▸ Short problem:
Copy out every line that contains the word "Angeles".

─── Input rows ───

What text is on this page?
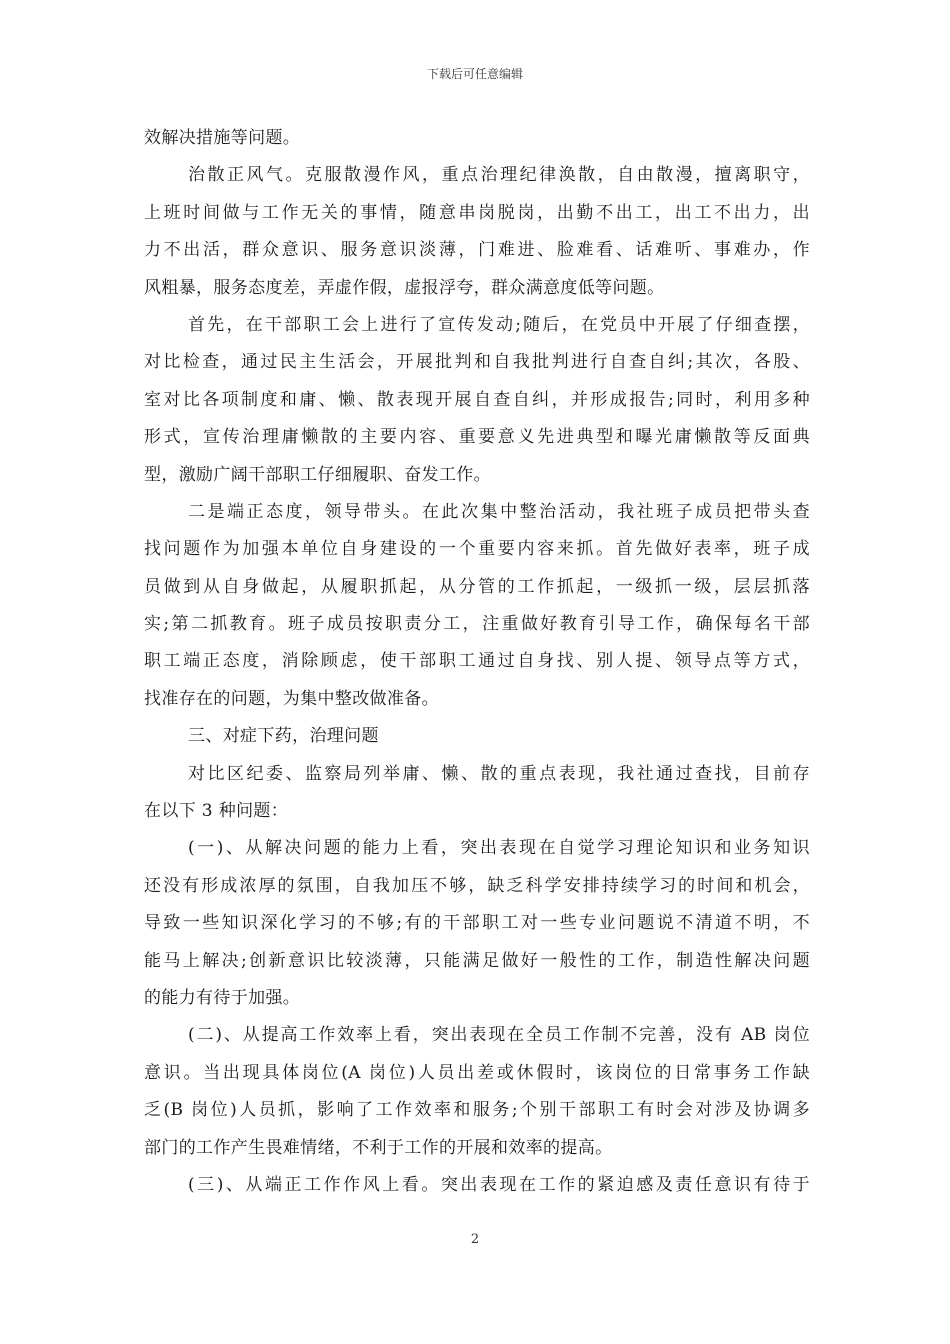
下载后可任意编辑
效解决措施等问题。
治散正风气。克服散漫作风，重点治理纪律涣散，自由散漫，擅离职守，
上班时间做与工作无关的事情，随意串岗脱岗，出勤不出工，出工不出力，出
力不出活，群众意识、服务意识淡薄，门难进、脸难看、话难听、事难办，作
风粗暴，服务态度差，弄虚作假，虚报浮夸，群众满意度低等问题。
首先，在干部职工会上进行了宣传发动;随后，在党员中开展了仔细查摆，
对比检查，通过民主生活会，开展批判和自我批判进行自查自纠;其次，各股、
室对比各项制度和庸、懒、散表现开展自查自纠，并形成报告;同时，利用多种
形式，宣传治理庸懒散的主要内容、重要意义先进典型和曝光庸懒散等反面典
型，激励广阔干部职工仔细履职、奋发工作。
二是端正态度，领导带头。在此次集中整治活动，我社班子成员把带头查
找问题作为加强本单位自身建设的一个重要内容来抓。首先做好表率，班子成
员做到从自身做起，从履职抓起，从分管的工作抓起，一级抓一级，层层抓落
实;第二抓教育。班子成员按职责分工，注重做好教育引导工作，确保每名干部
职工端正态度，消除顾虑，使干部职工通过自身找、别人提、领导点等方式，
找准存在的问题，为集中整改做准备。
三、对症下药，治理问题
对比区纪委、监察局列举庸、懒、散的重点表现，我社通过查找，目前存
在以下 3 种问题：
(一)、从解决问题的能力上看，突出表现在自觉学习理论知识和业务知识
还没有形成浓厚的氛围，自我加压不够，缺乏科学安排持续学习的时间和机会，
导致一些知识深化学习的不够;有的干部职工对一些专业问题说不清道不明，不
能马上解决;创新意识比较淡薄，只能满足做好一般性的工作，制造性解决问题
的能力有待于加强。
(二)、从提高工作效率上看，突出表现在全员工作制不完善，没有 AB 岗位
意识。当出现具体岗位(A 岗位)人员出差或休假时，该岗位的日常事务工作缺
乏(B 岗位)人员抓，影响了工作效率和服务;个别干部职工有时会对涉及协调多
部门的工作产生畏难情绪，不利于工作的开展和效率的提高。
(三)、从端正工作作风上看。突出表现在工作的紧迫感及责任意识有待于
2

───
─── Input rows ───

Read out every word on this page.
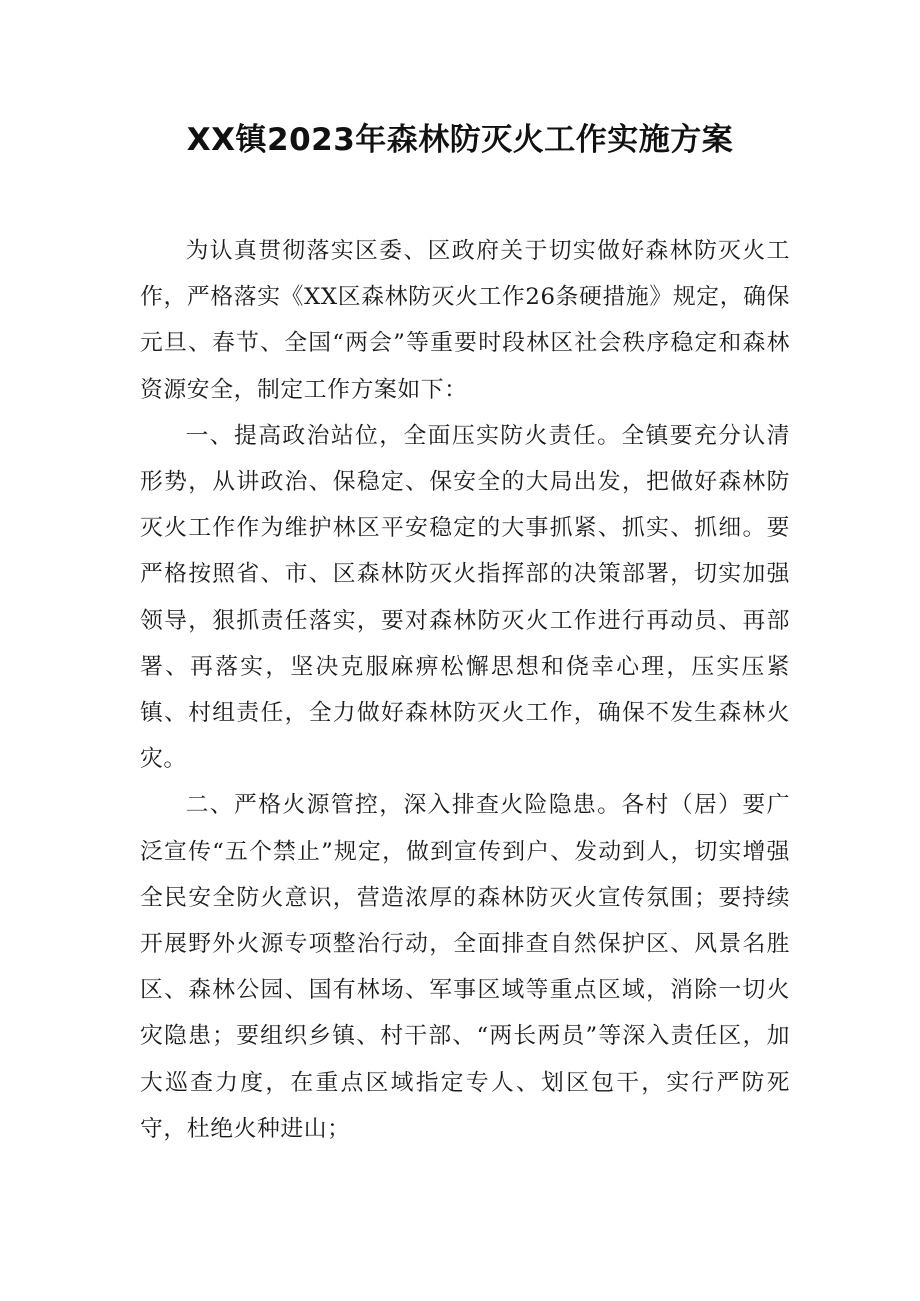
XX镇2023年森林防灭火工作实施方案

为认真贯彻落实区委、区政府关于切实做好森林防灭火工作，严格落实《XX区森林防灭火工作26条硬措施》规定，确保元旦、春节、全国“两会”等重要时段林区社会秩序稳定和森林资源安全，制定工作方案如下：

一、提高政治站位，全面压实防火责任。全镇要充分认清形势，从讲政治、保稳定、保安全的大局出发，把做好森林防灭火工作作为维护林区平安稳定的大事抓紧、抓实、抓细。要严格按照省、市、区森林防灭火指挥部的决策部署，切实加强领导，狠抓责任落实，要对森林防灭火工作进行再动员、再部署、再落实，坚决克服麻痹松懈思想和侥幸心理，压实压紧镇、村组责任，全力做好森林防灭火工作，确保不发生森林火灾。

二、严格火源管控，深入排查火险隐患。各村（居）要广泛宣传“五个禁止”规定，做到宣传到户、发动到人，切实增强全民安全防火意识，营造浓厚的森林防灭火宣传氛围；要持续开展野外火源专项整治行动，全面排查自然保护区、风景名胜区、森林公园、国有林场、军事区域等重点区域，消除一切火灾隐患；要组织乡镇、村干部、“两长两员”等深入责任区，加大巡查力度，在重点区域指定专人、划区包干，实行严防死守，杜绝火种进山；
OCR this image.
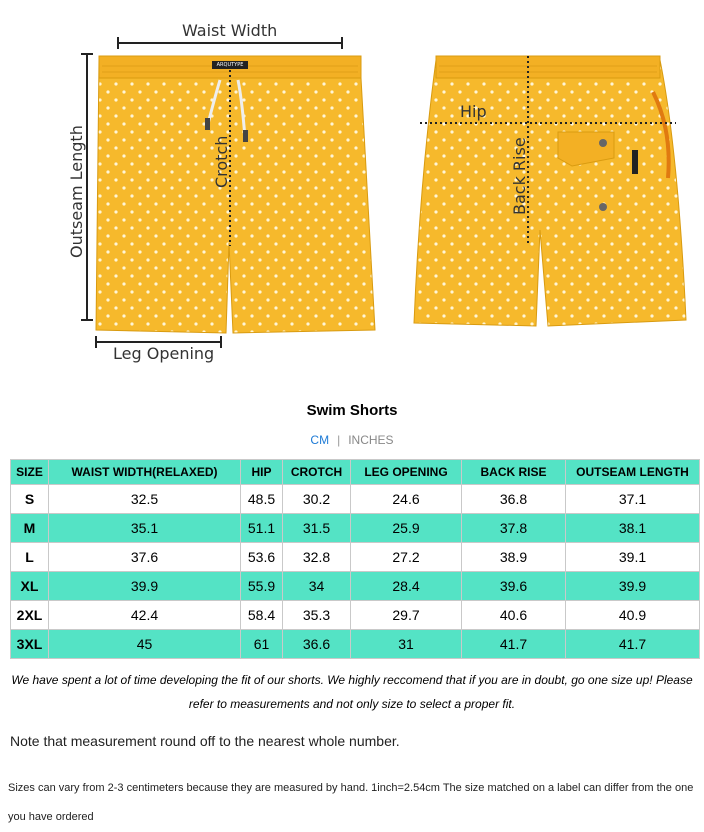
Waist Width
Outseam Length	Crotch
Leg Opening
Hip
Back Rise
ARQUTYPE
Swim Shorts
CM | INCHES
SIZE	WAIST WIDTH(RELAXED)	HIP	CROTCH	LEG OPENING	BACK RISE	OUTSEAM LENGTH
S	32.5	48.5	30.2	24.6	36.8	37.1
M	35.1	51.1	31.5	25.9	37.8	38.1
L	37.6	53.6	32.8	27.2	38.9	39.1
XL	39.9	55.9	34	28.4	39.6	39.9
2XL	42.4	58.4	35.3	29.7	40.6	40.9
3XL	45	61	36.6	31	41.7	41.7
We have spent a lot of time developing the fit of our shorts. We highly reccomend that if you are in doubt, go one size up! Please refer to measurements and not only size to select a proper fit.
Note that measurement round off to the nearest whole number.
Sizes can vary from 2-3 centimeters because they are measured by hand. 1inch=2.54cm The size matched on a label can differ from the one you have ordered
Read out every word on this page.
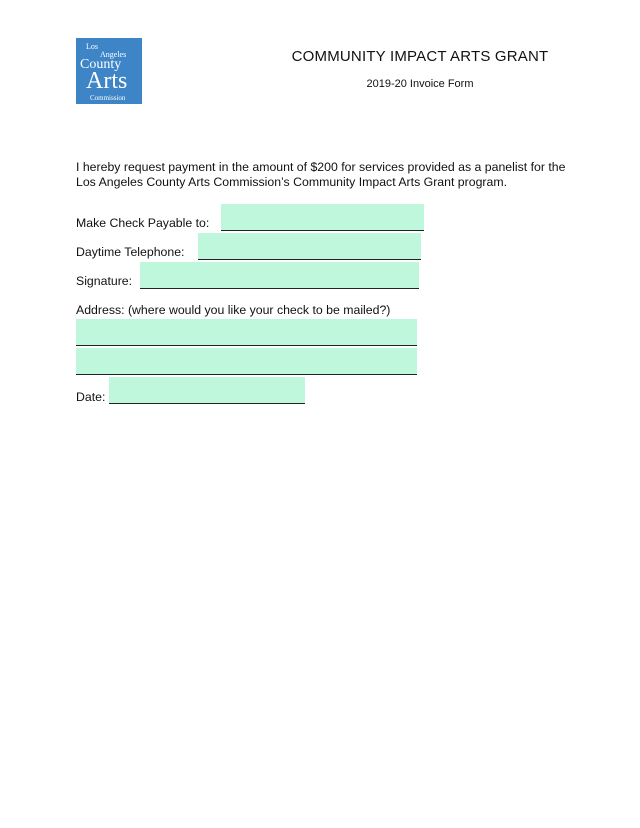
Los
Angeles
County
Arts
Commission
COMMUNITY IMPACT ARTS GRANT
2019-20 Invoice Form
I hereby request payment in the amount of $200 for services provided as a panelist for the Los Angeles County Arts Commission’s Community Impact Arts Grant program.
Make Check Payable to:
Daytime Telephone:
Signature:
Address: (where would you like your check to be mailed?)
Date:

───

▸ Solution:
Angeles
I hereby request payment in the amount of $200 for services provided as a panelist for the Los Angeles County Arts Commission’s Community Impact Arts Grant program.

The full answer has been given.